**Work required**
Go through the entries below and pick out every line with "Contains".
+ + + + +
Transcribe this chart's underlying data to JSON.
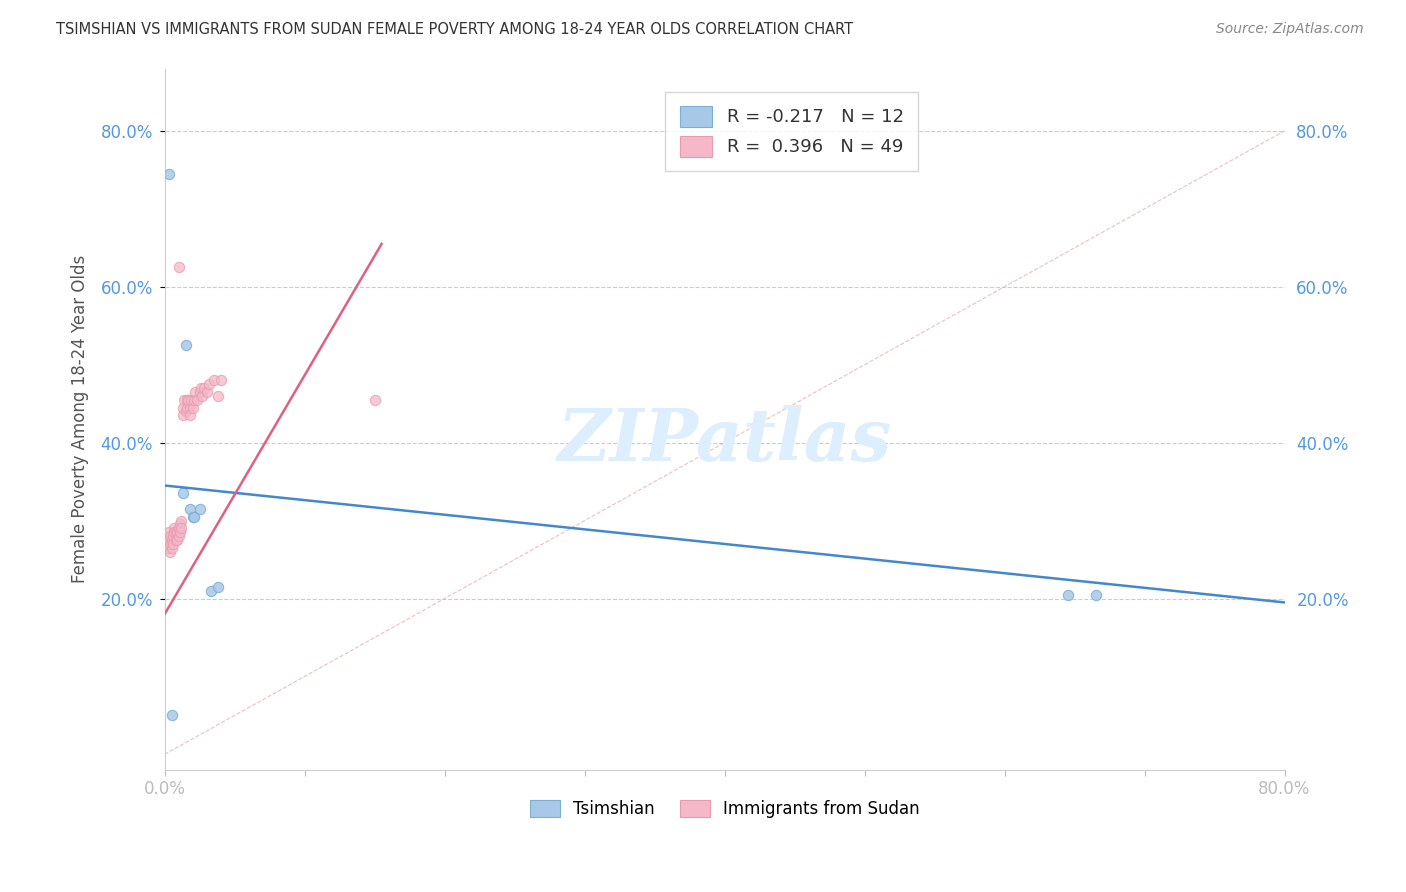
{
  "title": "TSIMSHIAN VS IMMIGRANTS FROM SUDAN FEMALE POVERTY AMONG 18-24 YEAR OLDS CORRELATION CHART",
  "source": "Source: ZipAtlas.com",
  "ylabel": "Female Poverty Among 18-24 Year Olds",
  "xlim": [
    0.0,
    0.8
  ],
  "ylim": [
    -0.02,
    0.88
  ],
  "yticks": [
    0.2,
    0.4,
    0.6,
    0.8
  ],
  "ytick_labels": [
    "20.0%",
    "40.0%",
    "60.0%",
    "80.0%"
  ],
  "tsimshian_R": -0.217,
  "tsimshian_N": 12,
  "tsimshian_color": "#a8c8e8",
  "tsimshian_edge_color": "#7bafd4",
  "tsimshian_line_color": "#4488cc",
  "sudan_R": 0.396,
  "sudan_N": 49,
  "sudan_color": "#f4b8c8",
  "sudan_edge_color": "#e89ab0",
  "sudan_line_color": "#e06080",
  "tsimshian_x": [
    0.003,
    0.013,
    0.015,
    0.018,
    0.02,
    0.021,
    0.025,
    0.033,
    0.038,
    0.645,
    0.665,
    0.005
  ],
  "tsimshian_y": [
    0.745,
    0.335,
    0.525,
    0.315,
    0.305,
    0.305,
    0.315,
    0.21,
    0.215,
    0.205,
    0.205,
    0.05
  ],
  "sudan_x": [
    0.002,
    0.002,
    0.003,
    0.003,
    0.003,
    0.004,
    0.004,
    0.004,
    0.005,
    0.005,
    0.006,
    0.006,
    0.007,
    0.007,
    0.008,
    0.008,
    0.009,
    0.009,
    0.01,
    0.01,
    0.01,
    0.011,
    0.011,
    0.012,
    0.012,
    0.013,
    0.013,
    0.014,
    0.015,
    0.016,
    0.016,
    0.017,
    0.018,
    0.018,
    0.019,
    0.02,
    0.021,
    0.022,
    0.023,
    0.025,
    0.026,
    0.027,
    0.028,
    0.03,
    0.032,
    0.035,
    0.038,
    0.04,
    0.15
  ],
  "sudan_y": [
    0.275,
    0.265,
    0.285,
    0.275,
    0.265,
    0.28,
    0.27,
    0.26,
    0.275,
    0.265,
    0.28,
    0.27,
    0.29,
    0.285,
    0.285,
    0.275,
    0.285,
    0.275,
    0.29,
    0.28,
    0.625,
    0.295,
    0.285,
    0.3,
    0.29,
    0.435,
    0.445,
    0.455,
    0.44,
    0.455,
    0.445,
    0.455,
    0.445,
    0.435,
    0.455,
    0.445,
    0.455,
    0.465,
    0.455,
    0.465,
    0.47,
    0.46,
    0.47,
    0.465,
    0.475,
    0.48,
    0.46,
    0.48,
    0.455
  ],
  "diag_color": "#e8b0b0",
  "watermark_text": "ZIPatlas",
  "watermark_color": "#ddeeff",
  "legend_tsimshian_label": "Tsimshian",
  "legend_sudan_label": "Immigrants from Sudan",
  "background_color": "#ffffff",
  "grid_color": "#cccccc",
  "tick_color": "#5599dd",
  "axis_label_color": "#555555",
  "title_color": "#333333"
}
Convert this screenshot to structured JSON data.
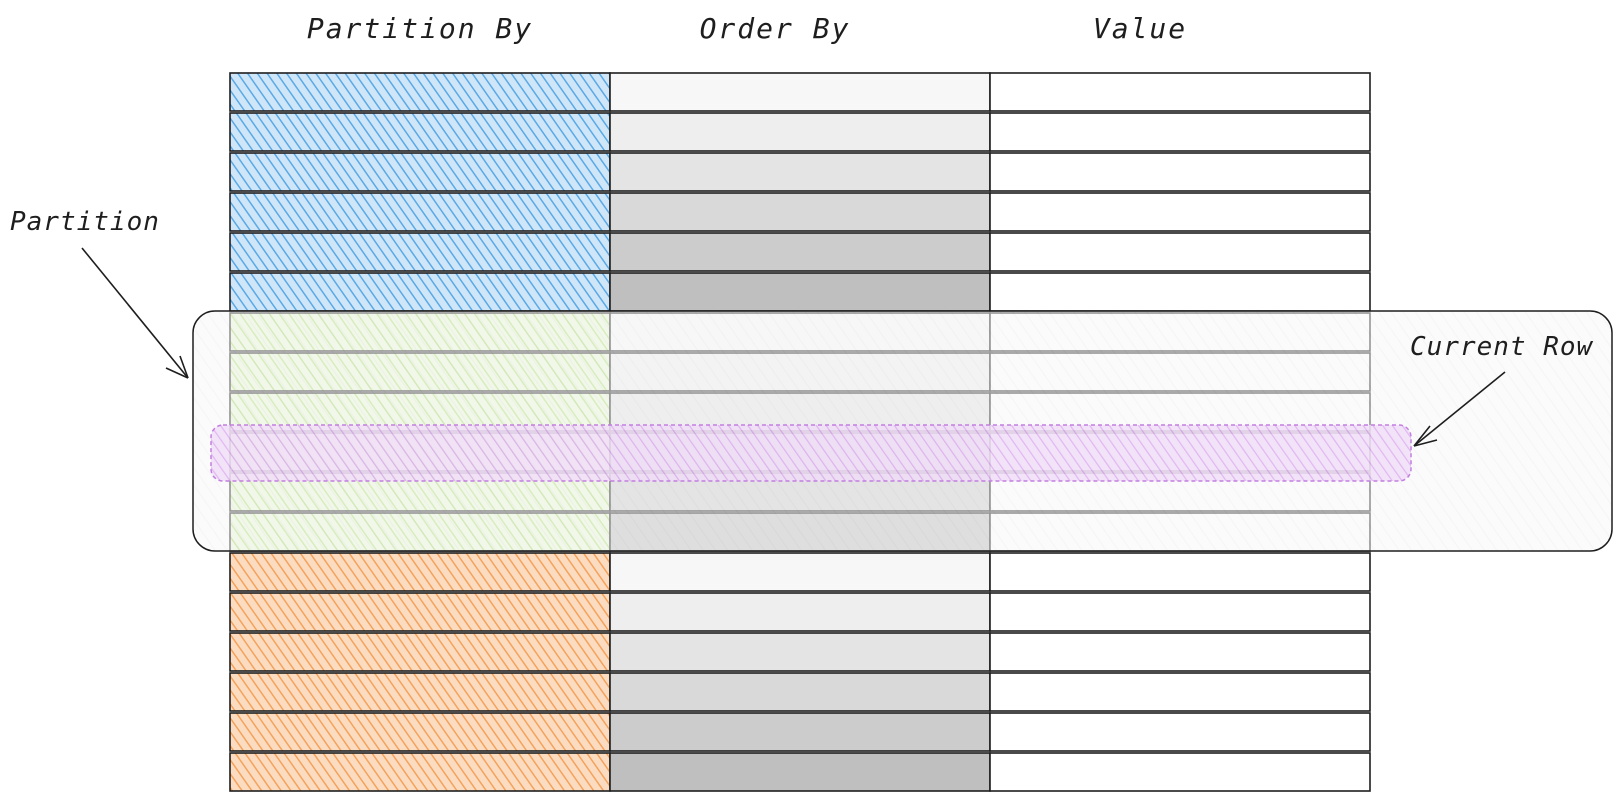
{
  "headers": {
    "partition_by": "Partition By",
    "order_by": "Order By",
    "value": "Value"
  },
  "annotations": {
    "partition": "Partition",
    "current_row": "Current Row"
  },
  "rows": {
    "partition_fills": [
      "blue",
      "blue",
      "blue",
      "blue",
      "blue",
      "blue",
      "green",
      "green",
      "green",
      "green",
      "green",
      "green",
      "orange",
      "orange",
      "orange",
      "orange",
      "orange",
      "orange"
    ],
    "order_shades": [
      0,
      1,
      2,
      3,
      4,
      5,
      0,
      1,
      2,
      3,
      4,
      5,
      0,
      1,
      2,
      3,
      4,
      5
    ],
    "current_row_index": 9
  },
  "colors": {
    "blue": "#5aa9e6",
    "green": "#b2e07a",
    "orange": "#f4a25c",
    "current_row": "#d9a7ee",
    "stroke": "#1e1e1e",
    "shades": [
      "#f7f7f7",
      "#eeeeee",
      "#e4e4e4",
      "#d9d9d9",
      "#cccccc",
      "#bfbfbf"
    ]
  }
}
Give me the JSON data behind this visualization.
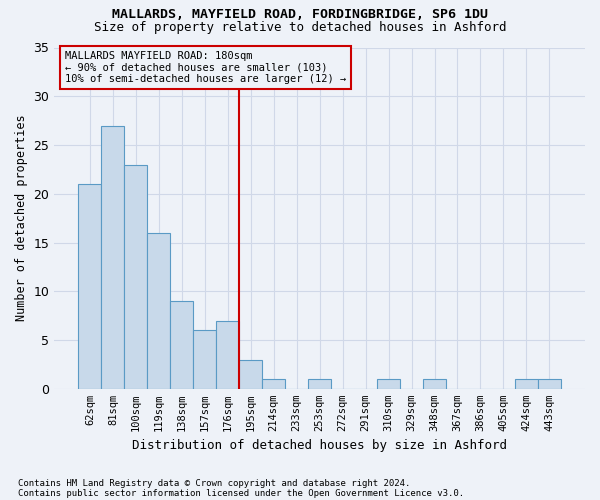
{
  "title1": "MALLARDS, MAYFIELD ROAD, FORDINGBRIDGE, SP6 1DU",
  "title2": "Size of property relative to detached houses in Ashford",
  "xlabel": "Distribution of detached houses by size in Ashford",
  "ylabel": "Number of detached properties",
  "footnote1": "Contains HM Land Registry data © Crown copyright and database right 2024.",
  "footnote2": "Contains public sector information licensed under the Open Government Licence v3.0.",
  "categories": [
    "62sqm",
    "81sqm",
    "100sqm",
    "119sqm",
    "138sqm",
    "157sqm",
    "176sqm",
    "195sqm",
    "214sqm",
    "233sqm",
    "253sqm",
    "272sqm",
    "291sqm",
    "310sqm",
    "329sqm",
    "348sqm",
    "367sqm",
    "386sqm",
    "405sqm",
    "424sqm",
    "443sqm"
  ],
  "values": [
    21,
    27,
    23,
    16,
    9,
    6,
    7,
    3,
    1,
    0,
    1,
    0,
    0,
    1,
    0,
    1,
    0,
    0,
    0,
    1,
    1
  ],
  "bar_color": "#c8d9ea",
  "bar_edge_color": "#5a9ac5",
  "grid_color": "#d0d8e8",
  "background_color": "#eef2f8",
  "annotation_line1": "MALLARDS MAYFIELD ROAD: 180sqm",
  "annotation_line2": "← 90% of detached houses are smaller (103)",
  "annotation_line3": "10% of semi-detached houses are larger (12) →",
  "vline_color": "#cc0000",
  "box_color": "#cc0000",
  "ylim": [
    0,
    35
  ],
  "yticks": [
    0,
    5,
    10,
    15,
    20,
    25,
    30,
    35
  ]
}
+ + + + +
**Solution for this task**
  "footnote1": "Contains HM Land Registry data © Crown copyright and database right 2024.",
  "footnote2": "Contains public sector information licensed under the Open Government Licence v3.0.",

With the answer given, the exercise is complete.